[Aim] Below are some records; return each one exactly.
━━━━━ Records for the exercise ━━━━━
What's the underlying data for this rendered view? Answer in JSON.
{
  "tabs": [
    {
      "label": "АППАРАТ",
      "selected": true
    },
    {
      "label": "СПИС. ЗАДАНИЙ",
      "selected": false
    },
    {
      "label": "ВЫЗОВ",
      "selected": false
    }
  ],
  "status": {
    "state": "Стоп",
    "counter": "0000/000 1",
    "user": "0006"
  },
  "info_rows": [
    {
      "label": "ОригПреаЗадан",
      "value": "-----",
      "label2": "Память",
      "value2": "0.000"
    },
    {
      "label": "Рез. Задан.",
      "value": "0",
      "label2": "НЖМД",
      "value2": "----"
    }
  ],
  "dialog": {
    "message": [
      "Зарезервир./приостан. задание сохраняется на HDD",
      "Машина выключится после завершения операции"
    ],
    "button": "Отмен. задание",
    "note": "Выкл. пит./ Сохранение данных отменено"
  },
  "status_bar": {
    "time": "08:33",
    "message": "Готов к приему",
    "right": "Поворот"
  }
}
━━━━━
[Worked answer]
What's the underlying data for this rendered view? Answer in JSON.
{
  "tabs": [
    {
      "label": "АППАРАТ",
      "selected": true
    },
    {
      "label": "СПИС. ЗАДАНИЙ",
      "selected": false
    },
    {
      "label": "ВЫЗОВ",
      "selected": false
    }
  ],
  "status": {
    "state": "Стоп",
    "counter": "0000/000 1",
    "user": "0006"
  },
  "info_rows": [
    {
      "label": "ОригПреаЗадан",
      "value": "-----",
      "label2": "Память",
      "value2": "0.000"
    },
    {
      "label": "Рез. Задан.",
      "value": "0",
      "label2": "НЖМД",
      "value2": "----"
    }
  ],
  "dialog": {
    "message": [
      "Зарезервир./приостан. задание сохраняется на HDD",
      "Машина выключится после завершения операции"
    ],
    "button": "Отмен. задание",
    "note": "Выкл. пит./ Сохранение данных отменено"
  },
  "status_bar": {
    "time": "08:33",
    "message": "Готов к приему",
    "right": "Поворот"
  }
}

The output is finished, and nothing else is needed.